◆ **The request**
Wherever the string "envelope" appears, copy the whole line.

◆ **Source data**
== == ==
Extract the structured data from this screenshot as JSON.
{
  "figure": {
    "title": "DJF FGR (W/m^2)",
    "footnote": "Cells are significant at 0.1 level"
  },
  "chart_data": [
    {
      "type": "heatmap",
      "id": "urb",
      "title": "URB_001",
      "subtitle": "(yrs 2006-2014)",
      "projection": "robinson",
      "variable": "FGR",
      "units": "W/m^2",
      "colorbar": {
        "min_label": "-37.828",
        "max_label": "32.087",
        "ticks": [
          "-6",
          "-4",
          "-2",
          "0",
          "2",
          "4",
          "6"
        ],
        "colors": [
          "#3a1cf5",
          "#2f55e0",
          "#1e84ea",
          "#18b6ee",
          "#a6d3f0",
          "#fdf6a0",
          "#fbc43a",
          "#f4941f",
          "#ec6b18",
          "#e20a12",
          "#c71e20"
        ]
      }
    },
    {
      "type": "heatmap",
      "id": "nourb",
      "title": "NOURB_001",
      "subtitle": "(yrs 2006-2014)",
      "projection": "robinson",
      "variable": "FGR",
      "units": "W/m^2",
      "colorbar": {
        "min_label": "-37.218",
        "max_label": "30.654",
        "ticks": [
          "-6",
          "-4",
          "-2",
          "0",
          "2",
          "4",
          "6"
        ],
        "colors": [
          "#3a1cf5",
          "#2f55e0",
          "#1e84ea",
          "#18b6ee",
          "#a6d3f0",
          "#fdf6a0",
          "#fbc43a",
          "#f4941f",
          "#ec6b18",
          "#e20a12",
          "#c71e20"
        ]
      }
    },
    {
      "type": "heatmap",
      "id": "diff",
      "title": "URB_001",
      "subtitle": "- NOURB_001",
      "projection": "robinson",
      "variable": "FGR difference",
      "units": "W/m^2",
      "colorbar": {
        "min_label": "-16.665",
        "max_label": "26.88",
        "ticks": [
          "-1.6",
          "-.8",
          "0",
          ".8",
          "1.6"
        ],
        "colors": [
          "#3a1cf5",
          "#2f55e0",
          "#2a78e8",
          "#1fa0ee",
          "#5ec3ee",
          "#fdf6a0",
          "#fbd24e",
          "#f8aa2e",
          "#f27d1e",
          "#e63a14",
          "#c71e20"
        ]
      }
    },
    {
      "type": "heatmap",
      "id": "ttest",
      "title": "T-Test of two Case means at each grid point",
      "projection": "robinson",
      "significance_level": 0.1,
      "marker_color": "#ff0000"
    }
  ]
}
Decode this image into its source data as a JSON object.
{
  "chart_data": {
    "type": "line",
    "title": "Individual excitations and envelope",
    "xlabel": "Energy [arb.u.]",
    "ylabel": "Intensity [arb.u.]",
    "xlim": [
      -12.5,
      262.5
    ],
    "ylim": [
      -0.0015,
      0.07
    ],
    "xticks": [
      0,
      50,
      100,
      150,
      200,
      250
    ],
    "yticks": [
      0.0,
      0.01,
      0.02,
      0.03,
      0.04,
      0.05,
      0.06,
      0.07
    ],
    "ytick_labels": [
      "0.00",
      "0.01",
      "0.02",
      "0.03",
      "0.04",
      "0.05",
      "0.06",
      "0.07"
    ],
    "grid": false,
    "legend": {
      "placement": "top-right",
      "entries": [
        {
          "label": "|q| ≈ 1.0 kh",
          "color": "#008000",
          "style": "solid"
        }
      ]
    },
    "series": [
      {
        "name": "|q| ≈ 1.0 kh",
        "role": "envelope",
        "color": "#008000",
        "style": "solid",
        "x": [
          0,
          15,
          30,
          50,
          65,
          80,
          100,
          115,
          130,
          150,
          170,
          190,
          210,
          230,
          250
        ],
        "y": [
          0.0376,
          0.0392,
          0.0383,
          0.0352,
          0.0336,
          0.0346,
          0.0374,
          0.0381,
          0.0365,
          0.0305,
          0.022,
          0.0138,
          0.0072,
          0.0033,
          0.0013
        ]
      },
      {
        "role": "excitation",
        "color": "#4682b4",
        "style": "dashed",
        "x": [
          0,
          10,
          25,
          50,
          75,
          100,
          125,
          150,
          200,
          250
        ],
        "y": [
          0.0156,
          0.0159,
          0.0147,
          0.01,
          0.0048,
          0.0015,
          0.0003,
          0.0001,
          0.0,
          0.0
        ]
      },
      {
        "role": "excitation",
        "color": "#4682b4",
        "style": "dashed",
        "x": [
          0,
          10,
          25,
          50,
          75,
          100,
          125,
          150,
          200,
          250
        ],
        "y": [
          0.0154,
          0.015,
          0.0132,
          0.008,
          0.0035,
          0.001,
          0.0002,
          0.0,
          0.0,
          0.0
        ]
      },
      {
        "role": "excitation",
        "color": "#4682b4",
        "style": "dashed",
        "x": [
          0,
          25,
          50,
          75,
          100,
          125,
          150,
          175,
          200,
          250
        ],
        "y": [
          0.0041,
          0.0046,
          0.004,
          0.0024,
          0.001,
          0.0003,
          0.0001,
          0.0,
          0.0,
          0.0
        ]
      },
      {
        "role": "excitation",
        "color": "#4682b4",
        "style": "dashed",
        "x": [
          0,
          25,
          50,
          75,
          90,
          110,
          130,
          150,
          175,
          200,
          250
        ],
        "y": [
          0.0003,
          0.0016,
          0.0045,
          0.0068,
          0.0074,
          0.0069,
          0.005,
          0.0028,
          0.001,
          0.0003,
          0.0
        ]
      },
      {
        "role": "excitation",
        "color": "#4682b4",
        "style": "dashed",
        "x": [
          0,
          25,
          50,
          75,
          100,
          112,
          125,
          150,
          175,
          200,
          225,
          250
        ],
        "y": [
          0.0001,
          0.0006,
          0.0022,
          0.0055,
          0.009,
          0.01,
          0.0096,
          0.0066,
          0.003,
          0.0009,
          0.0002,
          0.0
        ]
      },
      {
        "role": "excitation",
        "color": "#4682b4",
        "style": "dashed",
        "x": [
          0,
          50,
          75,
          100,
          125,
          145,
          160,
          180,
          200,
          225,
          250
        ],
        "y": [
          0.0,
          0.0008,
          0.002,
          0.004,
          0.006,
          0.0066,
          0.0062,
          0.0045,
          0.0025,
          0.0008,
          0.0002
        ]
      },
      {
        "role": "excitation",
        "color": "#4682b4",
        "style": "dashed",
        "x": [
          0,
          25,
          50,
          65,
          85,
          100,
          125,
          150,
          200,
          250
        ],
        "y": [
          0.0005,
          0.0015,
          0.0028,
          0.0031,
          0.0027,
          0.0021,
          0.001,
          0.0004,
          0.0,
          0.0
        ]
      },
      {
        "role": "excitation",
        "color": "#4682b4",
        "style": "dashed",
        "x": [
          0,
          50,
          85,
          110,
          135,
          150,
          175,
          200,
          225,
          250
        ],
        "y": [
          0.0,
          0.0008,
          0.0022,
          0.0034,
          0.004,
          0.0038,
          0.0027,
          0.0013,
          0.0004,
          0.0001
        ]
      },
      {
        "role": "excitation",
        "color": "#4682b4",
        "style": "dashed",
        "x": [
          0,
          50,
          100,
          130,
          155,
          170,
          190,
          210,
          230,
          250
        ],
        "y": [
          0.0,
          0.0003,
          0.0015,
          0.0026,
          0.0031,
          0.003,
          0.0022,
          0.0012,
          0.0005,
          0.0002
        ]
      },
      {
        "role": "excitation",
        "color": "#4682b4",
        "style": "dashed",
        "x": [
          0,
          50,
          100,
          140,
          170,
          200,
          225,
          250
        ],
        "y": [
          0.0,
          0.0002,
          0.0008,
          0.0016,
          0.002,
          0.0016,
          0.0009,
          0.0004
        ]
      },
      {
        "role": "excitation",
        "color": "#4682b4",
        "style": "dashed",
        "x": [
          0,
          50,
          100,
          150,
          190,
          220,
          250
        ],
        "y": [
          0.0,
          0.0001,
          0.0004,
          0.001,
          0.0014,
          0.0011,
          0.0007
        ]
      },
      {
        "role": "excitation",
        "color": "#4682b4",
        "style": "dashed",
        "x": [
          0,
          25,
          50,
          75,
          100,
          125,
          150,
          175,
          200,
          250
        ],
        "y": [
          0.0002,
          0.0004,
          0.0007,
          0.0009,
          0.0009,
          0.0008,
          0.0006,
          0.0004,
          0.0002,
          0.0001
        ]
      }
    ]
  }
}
== == ==
◆ **Correct answer**
    "title": "Individual excitations and envelope",
        "role": "envelope",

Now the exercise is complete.